Set problem:
Select the lines of the records containing the word "text" and list them.

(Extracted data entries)
# # # # #
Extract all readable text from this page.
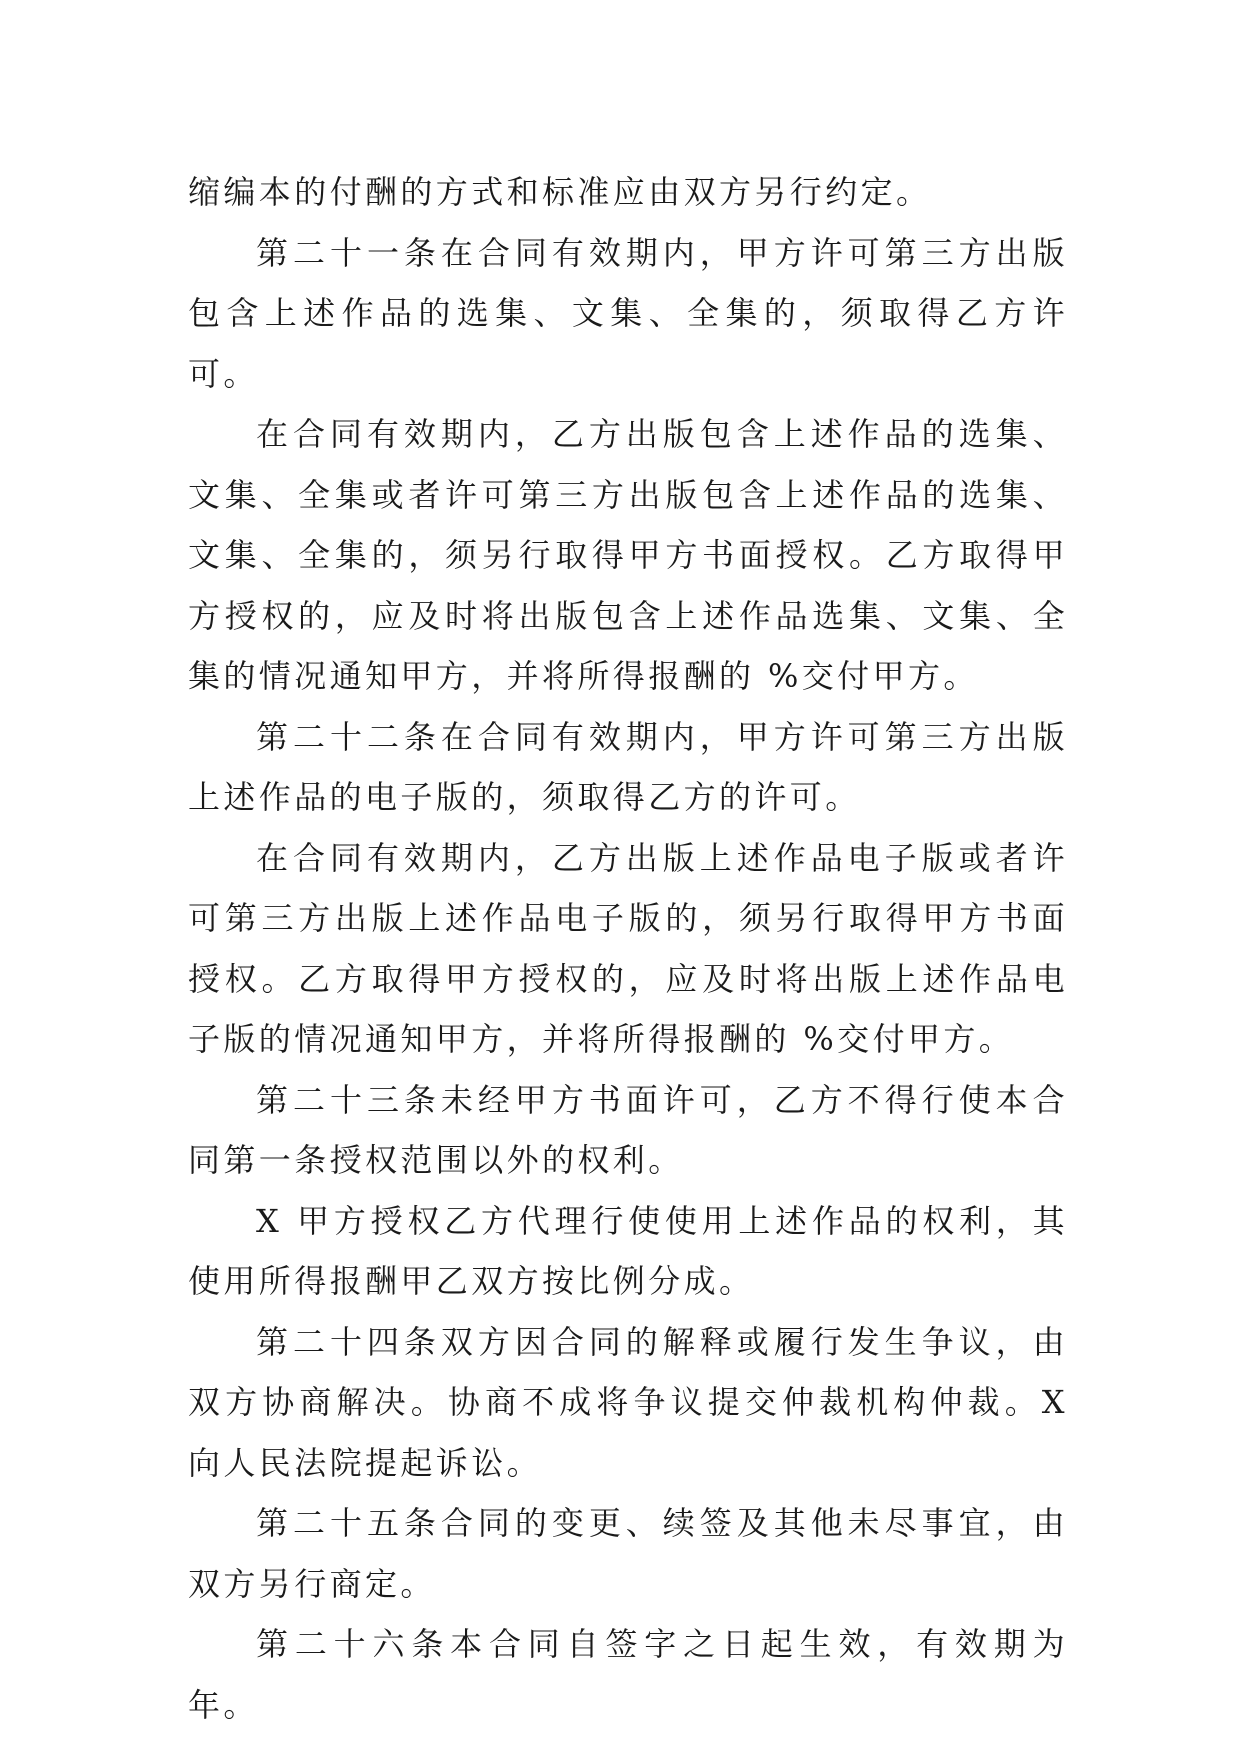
缩编本的付酬的方式和标准应由双方另行约定。

第二十一条在合同有效期内，甲方许可第三方出版包含上述作品的选集、文集、全集的，须取得乙方许可。

在合同有效期内，乙方出版包含上述作品的选集、文集、全集或者许可第三方出版包含上述作品的选集、文集、全集的，须另行取得甲方书面授权。乙方取得甲方授权的，应及时将出版包含上述作品选集、文集、全集的情况通知甲方，并将所得报酬的 %交付甲方。

第二十二条在合同有效期内，甲方许可第三方出版上述作品的电子版的，须取得乙方的许可。

在合同有效期内，乙方出版上述作品电子版或者许可第三方出版上述作品电子版的，须另行取得甲方书面授权。乙方取得甲方授权的，应及时将出版上述作品电子版的情况通知甲方，并将所得报酬的 %交付甲方。

第二十三条未经甲方书面许可，乙方不得行使本合同第一条授权范围以外的权利。

X 甲方授权乙方代理行使使用上述作品的权利，其使用所得报酬甲乙双方按比例分成。

第二十四条双方因合同的解释或履行发生争议，由双方协商解决。协商不成将争议提交仲裁机构仲裁。X 向人民法院提起诉讼。

第二十五条合同的变更、续签及其他未尽事宜，由双方另行商定。

第二十六条本合同自签字之日起生效，有效期为 年。
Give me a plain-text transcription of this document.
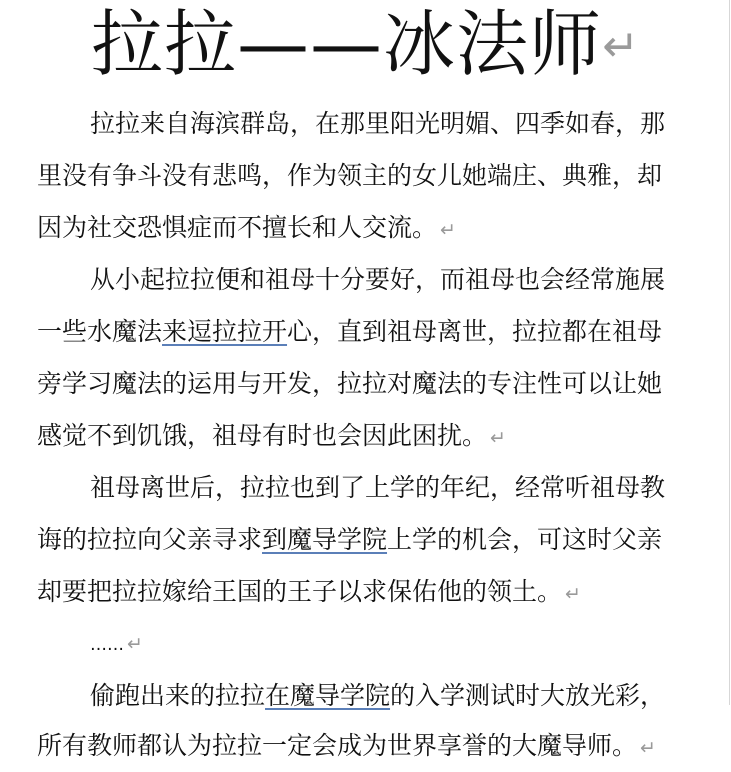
拉拉——冰法师↵
拉拉来自海滨群岛，在那里阳光明媚、四季如春，那
里没有争斗没有悲鸣，作为领主的女儿她端庄、典雅，却
因为社交恐惧症而不擅长和人交流。 ↵
从小起拉拉便和祖母十分要好，而祖母也会经常施展
一些水魔法来逗拉拉开心，直到祖母离世，拉拉都在祖母
旁学习魔法的运用与开发，拉拉对魔法的专注性可以让她
感觉不到饥饿，祖母有时也会因此困扰。 ↵
祖母离世后，拉拉也到了上学的年纪，经常听祖母教
诲的拉拉向父亲寻求到魔导学院上学的机会，可这时父亲
却要把拉拉嫁给王国的王子以求保佑他的领土。 ↵
…… ↵
偷跑出来的拉拉在魔导学院的入学测试时大放光彩，
所有教师都认为拉拉一定会成为世界享誉的大魔导师。 ↵
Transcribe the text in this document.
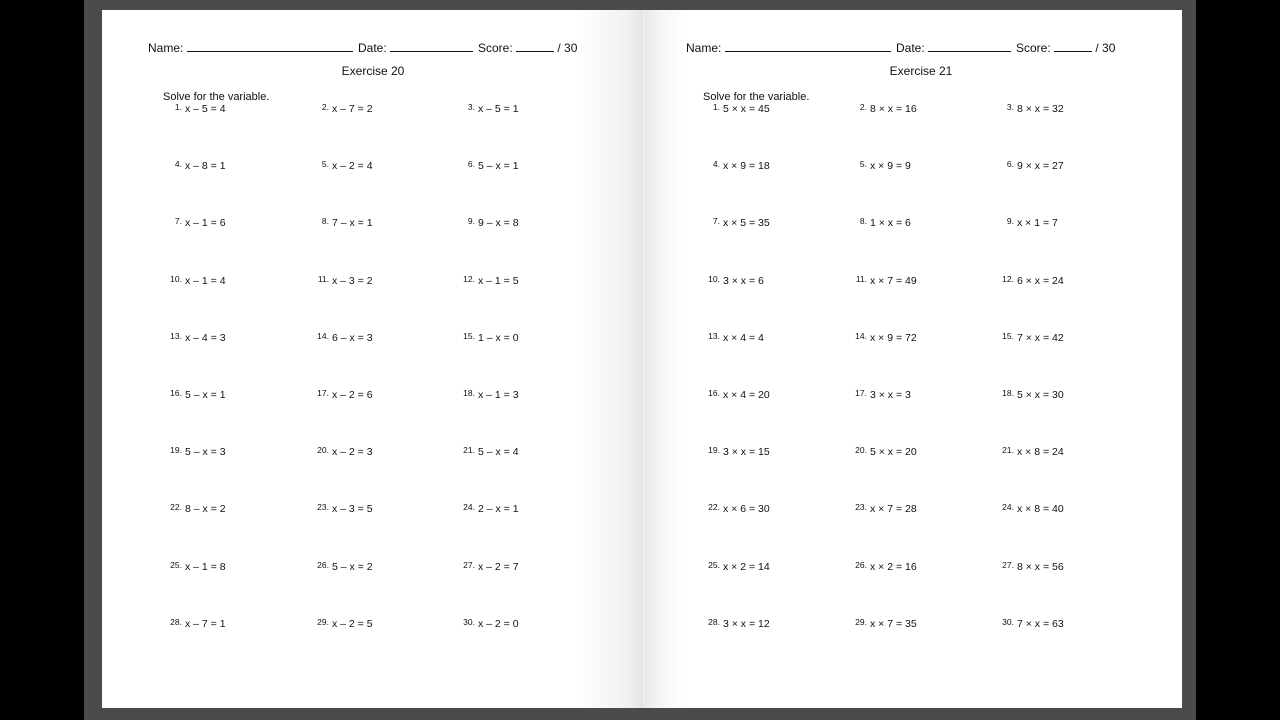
Name:	Date:	Score:	/ 30
Exercise 20
Solve for the variable.
1. x – 5 = 4	2. x – 7 = 2	3. x – 5 = 1
4. x – 8 = 1	5. x – 2 = 4	6. 5 – x = 1
7. x – 1 = 6	8. 7 – x = 1	9. 9 – x = 8
10. x – 1 = 4	11. x – 3 = 2	12. x – 1 = 5
13. x – 4 = 3	14. 6 – x = 3	15. 1 – x = 0
16. 5 – x = 1	17. x – 2 = 6	18. x – 1 = 3
19. 5 – x = 3	20. x – 2 = 3	21. 5 – x = 4
22. 8 – x = 2	23. x – 3 = 5	24. 2 – x = 1
25. x – 1 = 8	26. 5 – x = 2	27. x – 2 = 7
28. x – 7 = 1	29. x – 2 = 5	30. x – 2 = 0
Name:	Date:	Score:	/ 30
Exercise 21
Solve for the variable.
1. 5 × x = 45	2. 8 × x = 16	3. 8 × x = 32
4. x × 9 = 18	5. x × 9 = 9	6. 9 × x = 27
7. x × 5 = 35	8. 1 × x = 6	9. x × 1 = 7
10. 3 × x = 6	11. x × 7 = 49	12. 6 × x = 24
13. x × 4 = 4	14. x × 9 = 72	15. 7 × x = 42
16. x × 4 = 20	17. 3 × x = 3	18. 5 × x = 30
19. 3 × x = 15	20. 5 × x = 20	21. x × 8 = 24
22. x × 6 = 30	23. x × 7 = 28	24. x × 8 = 40
25. x × 2 = 14	26. x × 2 = 16	27. 8 × x = 56
28. 3 × x = 12	29. x × 7 = 35	30. 7 × x = 63
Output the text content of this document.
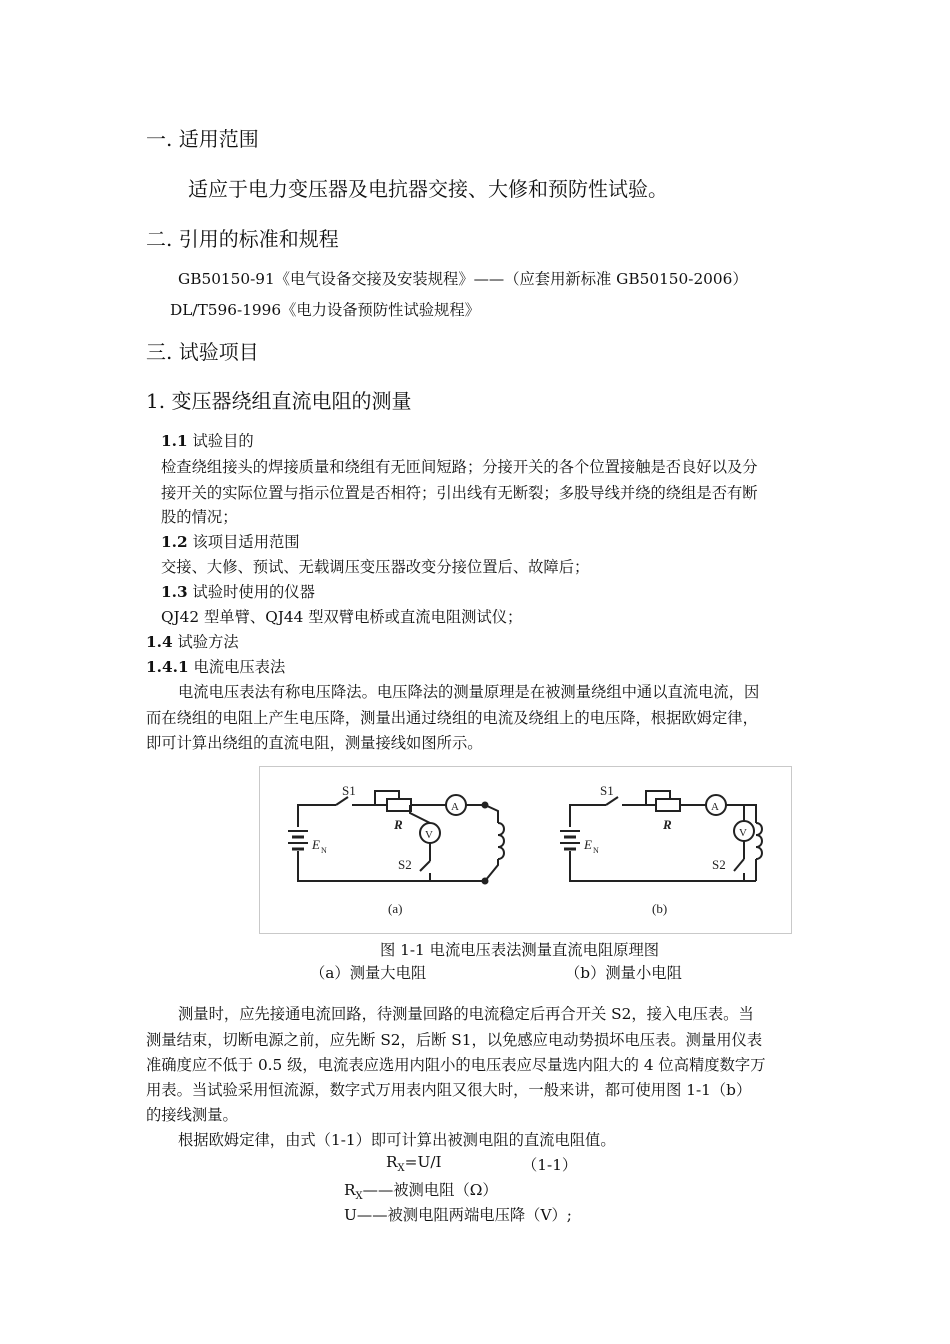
一. 适用范围
适应于电力变压器及电抗器交接、大修和预防性试验。
二. 引用的标准和规程
GB50150-91《电气设备交接及安装规程》——（应套用新标准 GB50150-2006）
DL/T596-1996《电力设备预防性试验规程》
三. 试验项目
1. 变压器绕组直流电阻的测量
1.1 试验目的
检查绕组接头的焊接质量和绕组有无匝间短路；分接开关的各个位置接触是否良好以及分
接开关的实际位置与指示位置是否相符；引出线有无断裂；多股导线并绕的绕组是否有断
股的情况；
1.2 该项目适用范围
交接、大修、预试、无载调压变压器改变分接位置后、故障后；
1.3 试验时使用的仪器
QJ42 型单臂、QJ44 型双臂电桥或直流电阻测试仪；
1.4 试验方法
1.4.1 电流电压表法
电流电压表法有称电压降法。电压降法的测量原理是在被测量绕组中通以直流电流，因
而在绕组的电阻上产生电压降，测量出通过绕组的电流及绕组上的电压降，根据欧姆定律，
即可计算出绕组的直流电阻，测量接线如图所示。
S1
R
A
V
E N
S2
(a)
S1
R
A
V
E N
S2
(b)
图 1-1 电流电压表法测量直流电阻原理图
（a）测量大电阻	（b）测量小电阻
测量时，应先接通电流回路，待测量回路的电流稳定后再合开关 S2，接入电压表。当
测量结束，切断电源之前，应先断 S2，后断 S1，以免感应电动势损坏电压表。测量用仪表
准确度应不低于 0.5 级，电流表应选用内阻小的电压表应尽量选内阻大的 4 位高精度数字万
用表。当试验采用恒流源，数字式万用表内阻又很大时，一般来讲，都可使用图 1-1（b）
的接线测量。
根据欧姆定律，由式（1-1）即可计算出被测电阻的直流电阻值。
$R_X=U/I$	（1-1）
$R_X——$被测电阻（Ω）
U——被测电阻两端电压降（V）;
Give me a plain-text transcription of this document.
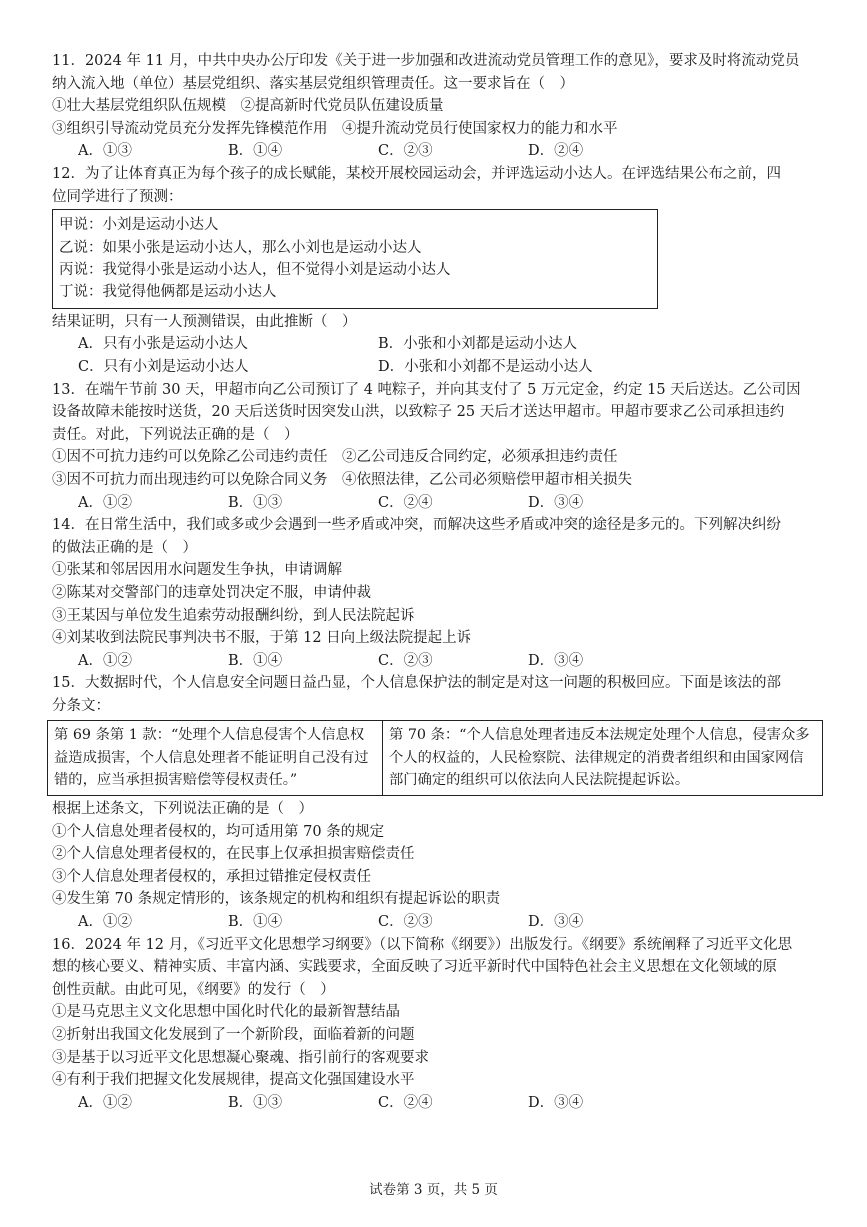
11．2024 年 11 月，中共中央办公厅印发《关于进一步加强和改进流动党员管理工作的意见》，要求及时将流动党员
纳入流入地（单位）基层党组织、落实基层党组织管理责任。这一要求旨在（　）
①壮大基层党组织队伍规模　②提高新时代党员队伍建设质量
③组织引导流动党员充分发挥先锋模范作用　④提升流动党员行使国家权力的能力和水平
A．①③	B．①④	C．②③	D．②④
12．为了让体育真正为每个孩子的成长赋能，某校开展校园运动会，并评选运动小达人。在评选结果公布之前，四
位同学进行了预测：
甲说：小刘是运动小达人
乙说：如果小张是运动小达人，那么小刘也是运动小达人
丙说：我觉得小张是运动小达人，但不觉得小刘是运动小达人
丁说：我觉得他俩都是运动小达人
结果证明，只有一人预测错误，由此推断（　）
A．只有小张是运动小达人	B．小张和小刘都是运动小达人
C．只有小刘是运动小达人	D．小张和小刘都不是运动小达人
13．在端午节前 30 天，甲超市向乙公司预订了 4 吨粽子，并向其支付了 5 万元定金，约定 15 天后送达。乙公司因
设备故障未能按时送货，20 天后送货时因突发山洪，以致粽子 25 天后才送达甲超市。甲超市要求乙公司承担违约
责任。对此，下列说法正确的是（　）
①因不可抗力违约可以免除乙公司违约责任　②乙公司违反合同约定，必须承担违约责任
③因不可抗力而出现违约可以免除合同义务　④依照法律，乙公司必须赔偿甲超市相关损失
A．①②	B．①③	C．②④	D．③④
14．在日常生活中，我们或多或少会遇到一些矛盾或冲突，而解决这些矛盾或冲突的途径是多元的。下列解决纠纷
的做法正确的是（　）
①张某和邻居因用水问题发生争执，申请调解
②陈某对交警部门的违章处罚决定不服，申请仲裁
③王某因与单位发生追索劳动报酬纠纷，到人民法院起诉
④刘某收到法院民事判决书不服，于第 12 日向上级法院提起上诉
A．①②	B．①④	C．②③	D．③④
15．大数据时代，个人信息安全问题日益凸显，个人信息保护法的制定是对这一问题的积极回应。下面是该法的部
分条文：
第 69 条第 1 款：“处理个人信息侵害个人信息权益造成损害，个人信息处理者不能证明自己没有过错的，应当承担损害赔偿等侵权责任。”	第 70 条：“个人信息处理者违反本法规定处理个人信息，侵害众多个人的权益的，人民检察院、法律规定的消费者组织和由国家网信部门确定的组织可以依法向人民法院提起诉讼。
根据上述条文，下列说法正确的是（　）
①个人信息处理者侵权的，均可适用第 70 条的规定
②个人信息处理者侵权的，在民事上仅承担损害赔偿责任
③个人信息处理者侵权的，承担过错推定侵权责任
④发生第 70 条规定情形的，该条规定的机构和组织有提起诉讼的职责
A．①②	B．①④	C．②③	D．③④
16．2024 年 12 月，《习近平文化思想学习纲要》（以下简称《纲要》）出版发行。《纲要》系统阐释了习近平文化思
想的核心要义、精神实质、丰富内涵、实践要求，全面反映了习近平新时代中国特色社会主义思想在文化领域的原
创性贡献。由此可见，《纲要》的发行（　）
①是马克思主义文化思想中国化时代化的最新智慧结晶
②折射出我国文化发展到了一个新阶段，面临着新的问题
③是基于以习近平文化思想凝心聚魂、指引前行的客观要求
④有利于我们把握文化发展规律，提高文化强国建设水平
A．①②	B．①③	C．②④	D．③④
试卷第 3 页，共 5 页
# # # # #
Solution to this problem:
Extract all readable text from this page.
Give me a plain-text transcription of this document.
Transcribe the text in this document.
Output the text content of this document.
Give me a plain-text transcription of this document.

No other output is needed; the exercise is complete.